● **DATA TO PROCESS**:
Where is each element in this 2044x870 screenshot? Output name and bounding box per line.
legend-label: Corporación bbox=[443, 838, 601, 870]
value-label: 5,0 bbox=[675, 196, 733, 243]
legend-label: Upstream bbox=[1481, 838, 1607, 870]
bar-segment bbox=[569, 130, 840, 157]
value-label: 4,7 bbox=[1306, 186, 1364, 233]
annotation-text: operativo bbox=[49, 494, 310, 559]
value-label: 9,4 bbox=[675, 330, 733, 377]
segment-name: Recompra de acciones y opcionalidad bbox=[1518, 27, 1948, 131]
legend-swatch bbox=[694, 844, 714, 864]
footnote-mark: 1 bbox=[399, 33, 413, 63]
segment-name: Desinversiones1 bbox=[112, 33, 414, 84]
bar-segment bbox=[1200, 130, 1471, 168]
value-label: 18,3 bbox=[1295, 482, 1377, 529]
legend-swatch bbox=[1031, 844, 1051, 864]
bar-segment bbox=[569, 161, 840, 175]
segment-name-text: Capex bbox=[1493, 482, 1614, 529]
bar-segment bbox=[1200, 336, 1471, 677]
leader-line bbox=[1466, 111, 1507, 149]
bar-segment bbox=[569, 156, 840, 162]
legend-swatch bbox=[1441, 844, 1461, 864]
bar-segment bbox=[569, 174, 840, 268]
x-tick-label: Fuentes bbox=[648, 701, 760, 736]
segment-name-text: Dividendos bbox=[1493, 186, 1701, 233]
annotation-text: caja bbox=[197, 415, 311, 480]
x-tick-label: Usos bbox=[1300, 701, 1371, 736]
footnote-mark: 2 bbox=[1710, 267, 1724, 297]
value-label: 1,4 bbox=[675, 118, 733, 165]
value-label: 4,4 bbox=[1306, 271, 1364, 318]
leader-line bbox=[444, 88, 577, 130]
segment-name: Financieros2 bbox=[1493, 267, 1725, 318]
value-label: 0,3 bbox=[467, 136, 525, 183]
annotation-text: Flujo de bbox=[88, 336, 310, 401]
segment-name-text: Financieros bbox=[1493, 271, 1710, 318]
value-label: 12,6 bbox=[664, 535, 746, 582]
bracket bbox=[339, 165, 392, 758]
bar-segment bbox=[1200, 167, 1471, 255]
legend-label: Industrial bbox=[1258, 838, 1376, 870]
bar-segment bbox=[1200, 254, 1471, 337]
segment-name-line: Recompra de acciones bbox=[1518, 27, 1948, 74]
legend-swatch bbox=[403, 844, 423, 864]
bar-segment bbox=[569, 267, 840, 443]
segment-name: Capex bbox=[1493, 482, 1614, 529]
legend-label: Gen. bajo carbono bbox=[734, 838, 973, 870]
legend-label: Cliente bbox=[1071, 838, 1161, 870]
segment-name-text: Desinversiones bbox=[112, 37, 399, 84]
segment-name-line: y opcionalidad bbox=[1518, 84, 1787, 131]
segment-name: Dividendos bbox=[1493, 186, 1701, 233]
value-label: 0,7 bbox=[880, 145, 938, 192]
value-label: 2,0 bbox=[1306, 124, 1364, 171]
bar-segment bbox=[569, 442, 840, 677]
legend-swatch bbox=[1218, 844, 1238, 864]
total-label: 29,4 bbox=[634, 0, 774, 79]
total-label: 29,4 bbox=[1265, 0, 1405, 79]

● **PROBLEM TO SOLVE**:
Reproduce every line of the records above as a numbered list, omitting any blank lines.

● **PROBLEM SOLUTION**:
1. Where is each element in this 2044x870 screenshot? Output name and bounding box per line.
2. legend-label: Corporación bbox=[443, 838, 601, 870]
3. value-label: 5,0 bbox=[675, 196, 733, 243]
4. legend-label: Upstream bbox=[1481, 838, 1607, 870]
5. bar-segment bbox=[569, 130, 840, 157]
6. value-label: 4,7 bbox=[1306, 186, 1364, 233]
7. annotation-text: operativo bbox=[49, 494, 310, 559]
8. value-label: 9,4 bbox=[675, 330, 733, 377]
9. segment-name: Recompra de acciones y opcionalidad bbox=[1518, 27, 1948, 131]
10. legend-swatch bbox=[694, 844, 714, 864]
11. footnote-mark: 1 bbox=[399, 33, 413, 63]
12. segment-name: Desinversiones1 bbox=[112, 33, 414, 84]
13. bar-segment bbox=[1200, 130, 1471, 168]
14. value-label: 18,3 bbox=[1295, 482, 1377, 529]
15. legend-swatch bbox=[1031, 844, 1051, 864]
16. bar-segment bbox=[569, 161, 840, 175]
17. segment-name-text: Capex bbox=[1493, 482, 1614, 529]
18. bar-segment bbox=[1200, 336, 1471, 677]
19. leader-line bbox=[1466, 111, 1507, 149]
20. bar-segment bbox=[569, 156, 840, 162]
21. legend-swatch bbox=[1441, 844, 1461, 864]
22. bar-segment bbox=[569, 174, 840, 268]
23. x-tick-label: Fuentes bbox=[648, 701, 760, 736]
24. segment-name-text: Dividendos bbox=[1493, 186, 1701, 233]
25. annotation-text: caja bbox=[197, 415, 311, 480]
26. x-tick-label: Usos bbox=[1300, 701, 1371, 736]
27. footnote-mark: 2 bbox=[1710, 267, 1724, 297]
28. value-label: 1,4 bbox=[675, 118, 733, 165]
29. value-label: 4,4 bbox=[1306, 271, 1364, 318]
30. leader-line bbox=[444, 88, 577, 130]
31. segment-name: Financieros2 bbox=[1493, 267, 1725, 318]
32. value-label: 0,3 bbox=[467, 136, 525, 183]
33. annotation-text: Flujo de bbox=[88, 336, 310, 401]
34. segment-name-text: Financieros bbox=[1493, 271, 1710, 318]
35. value-label: 12,6 bbox=[664, 535, 746, 582]
36. bracket bbox=[339, 165, 392, 758]
37. bar-segment bbox=[1200, 167, 1471, 255]
38. legend-label: Industrial bbox=[1258, 838, 1376, 870]
39. bar-segment bbox=[1200, 254, 1471, 337]
40. segment-name-line: Recompra de acciones bbox=[1518, 27, 1948, 74]
41. legend-swatch bbox=[403, 844, 423, 864]
42. bar-segment bbox=[569, 267, 840, 443]
43. segment-name: Capex bbox=[1493, 482, 1614, 529]
44. legend-label: Gen. bajo carbono bbox=[734, 838, 973, 870]
45. legend-label: Cliente bbox=[1071, 838, 1161, 870]
46. segment-name-text: Desinversiones bbox=[112, 37, 399, 84]
47. segment-name-line: y opcionalidad bbox=[1518, 84, 1787, 131]
48. segment-name: Dividendos bbox=[1493, 186, 1701, 233]
49. value-label: 0,7 bbox=[880, 145, 938, 192]
50. value-label: 2,0 bbox=[1306, 124, 1364, 171]
51. bar-segment bbox=[569, 442, 840, 677]
52. legend-swatch bbox=[1218, 844, 1238, 864]
53. total-label: 29,4 bbox=[634, 0, 774, 79]
54. total-label: 29,4 bbox=[1265, 0, 1405, 79]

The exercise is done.